--- Exercise tasks ---
- a) According to the film review, what is Arthur's job?
- b) Proceed with the review of the button-and-box film, picking up right after its final sentence.

--- Page excerpt ---
--------------------------------------------------
115 minutes approx
Cameron Diaz -
James Marsden -
Arlington Steward -
Written by -
Directed by -
Arthur and Norma are a fairly normal couple. He works for NASA on the Mars Viking project, she teaches in the local private academy. They have one son and everyone is very well adjusted. Then Arlington Steward arrives with a box containing a button. Push the button, he tells them and someone they don't know will die. They, however, will get 1 million dollars.
Writer/director Richard Kelly burst onto the science fiction scene with DONNIE DARKO, a twisty turny tale of a slacker teen being stalked by a giant evil-looking bunny. That was a big hit, though never quite made it into the mainstream. His follow up SOUTHLAND TALES was an ambitious, sprawling, incoherent mess that nobody understood let alone liked.
--------------------------------------------------
--- Entries drawn from a collection ---

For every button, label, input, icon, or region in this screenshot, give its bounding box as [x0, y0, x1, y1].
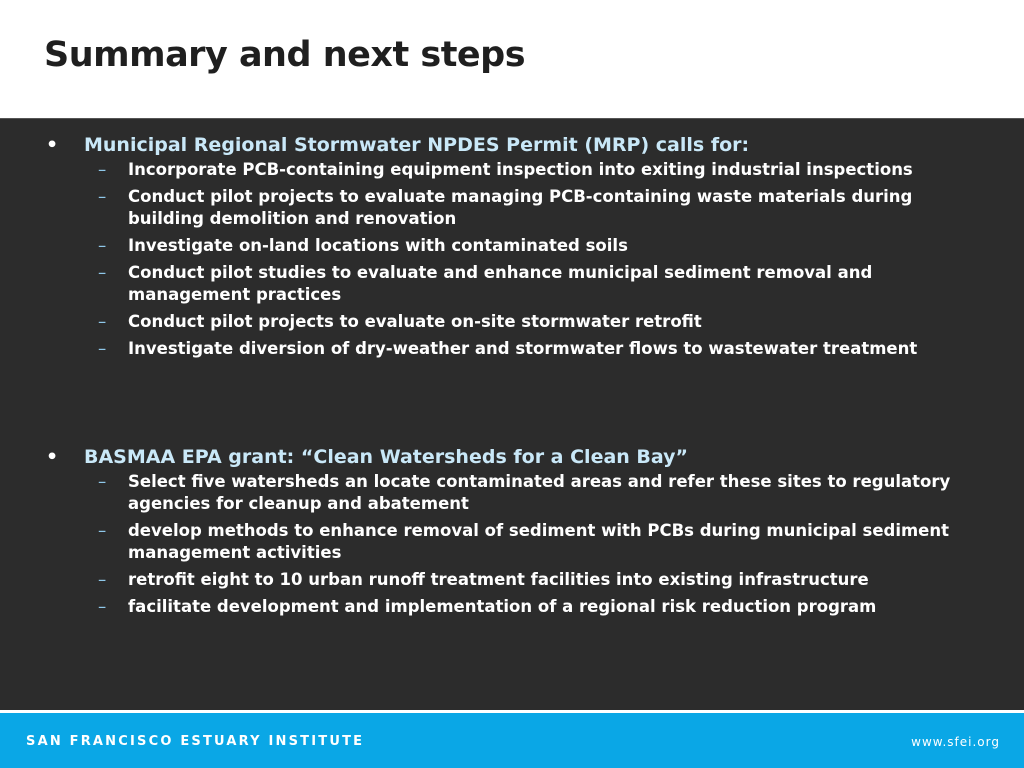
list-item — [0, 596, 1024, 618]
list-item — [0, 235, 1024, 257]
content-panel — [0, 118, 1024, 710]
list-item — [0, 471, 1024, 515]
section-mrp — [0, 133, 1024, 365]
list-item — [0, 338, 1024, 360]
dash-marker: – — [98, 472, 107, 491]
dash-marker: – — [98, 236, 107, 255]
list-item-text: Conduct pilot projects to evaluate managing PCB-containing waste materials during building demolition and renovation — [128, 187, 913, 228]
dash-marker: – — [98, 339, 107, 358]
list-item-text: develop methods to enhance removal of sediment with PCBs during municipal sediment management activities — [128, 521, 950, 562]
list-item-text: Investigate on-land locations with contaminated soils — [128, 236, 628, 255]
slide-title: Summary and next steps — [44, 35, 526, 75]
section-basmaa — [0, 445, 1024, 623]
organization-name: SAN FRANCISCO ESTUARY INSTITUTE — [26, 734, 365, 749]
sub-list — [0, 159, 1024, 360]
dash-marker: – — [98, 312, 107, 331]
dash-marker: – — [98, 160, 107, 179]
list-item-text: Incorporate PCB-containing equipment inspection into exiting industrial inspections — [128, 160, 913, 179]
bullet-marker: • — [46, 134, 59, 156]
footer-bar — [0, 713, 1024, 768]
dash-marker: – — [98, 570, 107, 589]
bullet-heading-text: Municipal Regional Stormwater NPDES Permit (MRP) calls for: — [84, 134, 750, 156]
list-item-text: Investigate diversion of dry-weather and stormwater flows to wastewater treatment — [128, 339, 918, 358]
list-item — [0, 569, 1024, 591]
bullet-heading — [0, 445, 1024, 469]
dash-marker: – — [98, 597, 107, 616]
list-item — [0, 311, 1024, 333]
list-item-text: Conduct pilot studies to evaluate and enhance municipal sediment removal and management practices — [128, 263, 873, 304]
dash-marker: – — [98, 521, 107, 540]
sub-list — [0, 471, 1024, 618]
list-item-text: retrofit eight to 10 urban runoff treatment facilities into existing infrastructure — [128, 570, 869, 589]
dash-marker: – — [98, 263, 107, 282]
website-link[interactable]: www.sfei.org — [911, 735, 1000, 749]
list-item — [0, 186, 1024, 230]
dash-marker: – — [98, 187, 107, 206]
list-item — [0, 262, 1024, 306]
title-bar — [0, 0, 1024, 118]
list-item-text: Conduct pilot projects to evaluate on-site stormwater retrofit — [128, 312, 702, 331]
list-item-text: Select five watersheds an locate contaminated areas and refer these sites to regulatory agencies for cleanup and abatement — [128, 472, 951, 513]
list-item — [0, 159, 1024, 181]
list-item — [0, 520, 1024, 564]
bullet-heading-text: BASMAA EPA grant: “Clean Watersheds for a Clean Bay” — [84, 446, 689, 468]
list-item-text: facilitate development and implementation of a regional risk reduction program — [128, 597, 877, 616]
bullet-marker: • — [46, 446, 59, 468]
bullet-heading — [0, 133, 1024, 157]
--------------------------------------------------
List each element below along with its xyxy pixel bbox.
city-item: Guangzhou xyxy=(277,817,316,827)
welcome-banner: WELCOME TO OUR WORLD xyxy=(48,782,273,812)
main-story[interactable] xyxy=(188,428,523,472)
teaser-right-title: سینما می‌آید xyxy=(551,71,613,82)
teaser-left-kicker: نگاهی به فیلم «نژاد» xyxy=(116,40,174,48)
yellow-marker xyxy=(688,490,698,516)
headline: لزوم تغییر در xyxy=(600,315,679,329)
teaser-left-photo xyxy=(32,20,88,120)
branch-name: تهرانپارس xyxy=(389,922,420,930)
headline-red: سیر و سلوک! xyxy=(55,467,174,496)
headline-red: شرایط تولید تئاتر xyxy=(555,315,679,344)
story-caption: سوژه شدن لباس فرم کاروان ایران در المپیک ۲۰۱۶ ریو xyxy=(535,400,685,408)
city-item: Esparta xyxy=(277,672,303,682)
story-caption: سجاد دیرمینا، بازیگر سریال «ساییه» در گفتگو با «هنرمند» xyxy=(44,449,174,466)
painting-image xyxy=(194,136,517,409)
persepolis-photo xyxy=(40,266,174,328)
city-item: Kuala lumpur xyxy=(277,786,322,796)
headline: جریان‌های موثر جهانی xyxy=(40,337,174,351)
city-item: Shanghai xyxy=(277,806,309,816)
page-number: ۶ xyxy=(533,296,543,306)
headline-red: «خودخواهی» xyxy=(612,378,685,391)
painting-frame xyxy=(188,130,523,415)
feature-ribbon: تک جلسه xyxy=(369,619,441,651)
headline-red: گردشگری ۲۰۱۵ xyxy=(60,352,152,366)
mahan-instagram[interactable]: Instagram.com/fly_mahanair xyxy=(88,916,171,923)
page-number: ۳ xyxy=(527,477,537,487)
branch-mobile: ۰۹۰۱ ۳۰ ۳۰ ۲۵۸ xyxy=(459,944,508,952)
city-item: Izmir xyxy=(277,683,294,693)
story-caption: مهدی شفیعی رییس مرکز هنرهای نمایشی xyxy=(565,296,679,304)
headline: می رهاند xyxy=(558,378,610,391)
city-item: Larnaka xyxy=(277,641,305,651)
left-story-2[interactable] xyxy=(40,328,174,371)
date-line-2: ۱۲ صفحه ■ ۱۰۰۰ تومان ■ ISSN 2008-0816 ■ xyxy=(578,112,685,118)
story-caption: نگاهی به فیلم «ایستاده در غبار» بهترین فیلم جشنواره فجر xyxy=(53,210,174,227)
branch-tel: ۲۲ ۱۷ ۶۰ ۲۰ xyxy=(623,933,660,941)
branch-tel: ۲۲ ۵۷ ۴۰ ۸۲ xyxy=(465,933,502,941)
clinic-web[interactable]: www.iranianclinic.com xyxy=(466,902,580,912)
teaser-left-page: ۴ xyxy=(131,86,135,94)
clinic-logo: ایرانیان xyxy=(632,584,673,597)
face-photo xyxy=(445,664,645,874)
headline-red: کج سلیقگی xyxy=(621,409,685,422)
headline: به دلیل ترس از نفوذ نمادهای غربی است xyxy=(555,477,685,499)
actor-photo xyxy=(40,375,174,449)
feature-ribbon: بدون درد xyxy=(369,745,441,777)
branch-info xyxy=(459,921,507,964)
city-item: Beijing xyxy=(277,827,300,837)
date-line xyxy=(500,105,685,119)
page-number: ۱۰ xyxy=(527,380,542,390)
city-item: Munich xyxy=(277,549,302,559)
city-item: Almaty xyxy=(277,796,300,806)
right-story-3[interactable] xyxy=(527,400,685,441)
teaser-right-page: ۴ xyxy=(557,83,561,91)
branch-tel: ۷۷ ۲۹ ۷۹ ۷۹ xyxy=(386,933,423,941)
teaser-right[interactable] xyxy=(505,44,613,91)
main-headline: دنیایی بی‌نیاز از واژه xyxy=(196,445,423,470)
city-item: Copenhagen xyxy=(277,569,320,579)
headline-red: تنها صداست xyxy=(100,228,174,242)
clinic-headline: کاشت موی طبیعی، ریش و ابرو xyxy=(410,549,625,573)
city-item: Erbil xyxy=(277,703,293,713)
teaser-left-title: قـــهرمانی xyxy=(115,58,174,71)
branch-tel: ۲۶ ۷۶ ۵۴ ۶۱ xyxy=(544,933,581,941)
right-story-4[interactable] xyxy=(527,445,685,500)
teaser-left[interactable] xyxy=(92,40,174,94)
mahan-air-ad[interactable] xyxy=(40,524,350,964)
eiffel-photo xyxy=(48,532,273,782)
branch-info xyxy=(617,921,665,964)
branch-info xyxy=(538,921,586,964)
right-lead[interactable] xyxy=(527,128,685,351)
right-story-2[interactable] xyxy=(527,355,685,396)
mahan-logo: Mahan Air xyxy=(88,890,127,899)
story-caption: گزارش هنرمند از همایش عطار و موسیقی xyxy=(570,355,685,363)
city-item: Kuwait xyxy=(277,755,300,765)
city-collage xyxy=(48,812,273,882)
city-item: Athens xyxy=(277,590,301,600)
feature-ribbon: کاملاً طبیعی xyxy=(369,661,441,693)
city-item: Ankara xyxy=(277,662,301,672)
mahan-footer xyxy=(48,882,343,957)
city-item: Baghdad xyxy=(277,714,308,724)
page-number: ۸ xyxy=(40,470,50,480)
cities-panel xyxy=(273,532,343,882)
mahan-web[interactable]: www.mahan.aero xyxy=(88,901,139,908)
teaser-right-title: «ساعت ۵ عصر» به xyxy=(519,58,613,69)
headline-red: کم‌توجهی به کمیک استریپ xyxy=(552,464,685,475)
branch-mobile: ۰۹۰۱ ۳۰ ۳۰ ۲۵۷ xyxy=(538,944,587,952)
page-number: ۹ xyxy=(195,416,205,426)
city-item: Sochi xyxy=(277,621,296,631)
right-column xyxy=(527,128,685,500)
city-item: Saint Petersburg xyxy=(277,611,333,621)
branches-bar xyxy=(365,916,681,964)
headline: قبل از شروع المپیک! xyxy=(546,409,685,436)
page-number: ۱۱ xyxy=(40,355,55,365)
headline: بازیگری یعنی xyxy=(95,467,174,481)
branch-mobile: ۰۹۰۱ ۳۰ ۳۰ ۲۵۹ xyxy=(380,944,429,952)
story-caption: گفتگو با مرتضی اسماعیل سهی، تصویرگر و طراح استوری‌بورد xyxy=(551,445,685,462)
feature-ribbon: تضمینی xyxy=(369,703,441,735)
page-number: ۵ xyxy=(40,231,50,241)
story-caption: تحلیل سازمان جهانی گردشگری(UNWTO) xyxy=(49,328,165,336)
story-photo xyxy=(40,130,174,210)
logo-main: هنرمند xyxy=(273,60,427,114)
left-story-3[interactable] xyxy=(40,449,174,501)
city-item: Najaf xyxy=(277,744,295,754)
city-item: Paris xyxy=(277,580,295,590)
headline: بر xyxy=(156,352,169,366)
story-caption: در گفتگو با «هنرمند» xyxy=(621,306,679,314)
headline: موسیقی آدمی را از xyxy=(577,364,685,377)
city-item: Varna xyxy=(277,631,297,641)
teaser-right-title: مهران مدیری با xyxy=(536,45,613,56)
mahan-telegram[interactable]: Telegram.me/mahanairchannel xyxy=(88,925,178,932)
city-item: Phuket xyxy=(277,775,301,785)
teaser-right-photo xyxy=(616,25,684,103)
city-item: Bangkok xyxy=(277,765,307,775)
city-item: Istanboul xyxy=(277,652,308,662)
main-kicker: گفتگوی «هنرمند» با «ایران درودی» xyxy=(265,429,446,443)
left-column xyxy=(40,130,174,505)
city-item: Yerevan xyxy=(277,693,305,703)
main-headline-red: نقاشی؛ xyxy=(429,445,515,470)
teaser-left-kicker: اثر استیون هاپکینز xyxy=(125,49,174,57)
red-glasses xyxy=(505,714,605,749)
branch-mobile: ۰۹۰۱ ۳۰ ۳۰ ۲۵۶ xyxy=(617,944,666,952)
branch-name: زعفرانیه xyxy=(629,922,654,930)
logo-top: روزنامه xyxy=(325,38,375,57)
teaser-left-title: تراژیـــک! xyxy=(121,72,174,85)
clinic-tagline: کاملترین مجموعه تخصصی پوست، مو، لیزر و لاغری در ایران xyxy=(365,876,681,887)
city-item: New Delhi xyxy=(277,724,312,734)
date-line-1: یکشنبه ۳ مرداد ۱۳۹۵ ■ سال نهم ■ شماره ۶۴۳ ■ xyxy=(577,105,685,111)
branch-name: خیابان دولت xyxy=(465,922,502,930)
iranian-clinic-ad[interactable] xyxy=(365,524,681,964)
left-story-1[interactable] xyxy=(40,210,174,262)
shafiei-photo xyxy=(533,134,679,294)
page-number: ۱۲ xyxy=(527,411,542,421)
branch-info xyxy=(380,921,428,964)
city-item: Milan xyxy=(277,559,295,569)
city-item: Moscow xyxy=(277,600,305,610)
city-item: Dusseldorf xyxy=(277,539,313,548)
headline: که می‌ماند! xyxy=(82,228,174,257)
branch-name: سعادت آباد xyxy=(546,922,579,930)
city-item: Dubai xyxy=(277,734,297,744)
--------------------------------------------------
--- Results for each task ---
- a) He works for NASA on the Mars Viking project.

- b)
THE BOX falls, fortunately, somewhere between the two and much closer to the DONNIE DARKO end of the scale. It's an assured, confident science fiction thriller that hasn't quite got the content to fill out a feature film's running time and so gets a bit rambling somewhere around the middle before finally pulling itself back together for a challenging finish.
It starts off low key enough with the arrival of the box and its attendant moral dilemma. The button, of course, gets pushed (there wouldn't be a film otherwise), though it is interesting that it is pushed more out of need to make a decision, to take control, than for the money. The couple certainly don't seem short of cash and only lip service is made by the script to financial difficulties. There' certainly nothing like the desperation that might drive such a decision. Once the decision has been made, the film moves into the investigation as Arthur tries to track down the mysterious Mr Steward and it's here that the film starts to lose its focus. Had it stuck to tracking down the man and revealing his purpose it would have been much tighter and better, but it gets diverted off down a cul-de-sac involving a game of 'pick the dimensional portal' (that's never going to sell to the TV networks).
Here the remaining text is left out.